**Goal**
Can you copy out the data exactly? Leave the images out.

**Data shown**

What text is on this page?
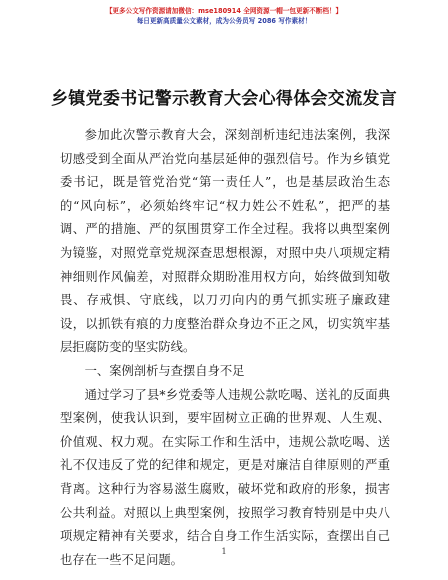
【更多公文写作资源请加微信：mse180914 全网资源一帽一包更新不断档！】
每日更新高质量公文素材，成为公务员写 2086 写作素材！
乡镇党委书记警示教育大会心得体会交流发言

参加此次警示教育大会，深刻剖析违纪违法案例，我深切感受到全面从严治党向基层延伸的强烈信号。作为乡镇党委书记，既是管党治党“第一责任人”，也是基层政治生态的“风向标”，必须始终牢记“权力姓公不姓私”，把严的基调、严的措施、严的氛围贯穿工作全过程。我将以典型案例为镜鉴，对照党章党规深查思想根源，对照中央八项规定精神细则作风偏差，对照群众期盼准用权方向，始终做到知敬畏、存戒惧、守底线，以刀刃向内的勇气抓实班子廉政建设，以抓铁有痕的力度整治群众身边不正之风，切实筑牢基层拒腐防变的坚实防线。

一、案例剖析与查摆自身不足

通过学习了县*乡党委等人违规公款吃喝、送礼的反面典型案例，使我认识到，要牢固树立正确的世界观、人生观、价值观、权力观。在实际工作和生活中，违规公款吃喝、送礼不仅违反了党的纪律和规定，更是对廉洁自律原则的严重背离。这种行为容易滋生腐败，破坏党和政府的形象，损害公共利益。对照以上典型案例，按照学习教育特别是中央八项规定精神有关要求，结合自身工作生活实际，查摆出自己也存在一些不足问题。

1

**Written reply**
What text is on this page?
【更多公文写作资源请加微信：mse180914 全网资源一帽一包更新不断档！】
每日更新高质量公文素材，成为公务员写 2086 写作素材！
乡镇党委书记警示教育大会心得体会交流发言

参加此次警示教育大会，深刻剖析违纪违法案例，我深切感受到全面从严治党向基层延伸的强烈信号。作为乡镇党委书记，既是管党治党“第一责任人”，也是基层政治生态的“风向标”，必须始终牢记“权力姓公不姓私”，把严的基调、严的措施、严的氛围贯穿工作全过程。我将以典型案例为镜鉴，对照党章党规深查思想根源，对照中央八项规定精神细则作风偏差，对照群众期盼准用权方向，始终做到知敬畏、存戒惧、守底线，以刀刃向内的勇气抓实班子廉政建设，以抓铁有痕的力度整治群众身边不正之风，切实筑牢基层拒腐防变的坚实防线。

一、案例剖析与查摆自身不足

通过学习了县*乡党委等人违规公款吃喝、送礼的反面典型案例，使我认识到，要牢固树立正确的世界观、人生观、价值观、权力观。在实际工作和生活中，违规公款吃喝、送礼不仅违反了党的纪律和规定，更是对廉洁自律原则的严重背离。这种行为容易滋生腐败，破坏党和政府的形象，损害公共利益。对照以上典型案例，按照学习教育特别是中央八项规定精神有关要求，结合自身工作生活实际，查摆出自己也存在一些不足问题。

1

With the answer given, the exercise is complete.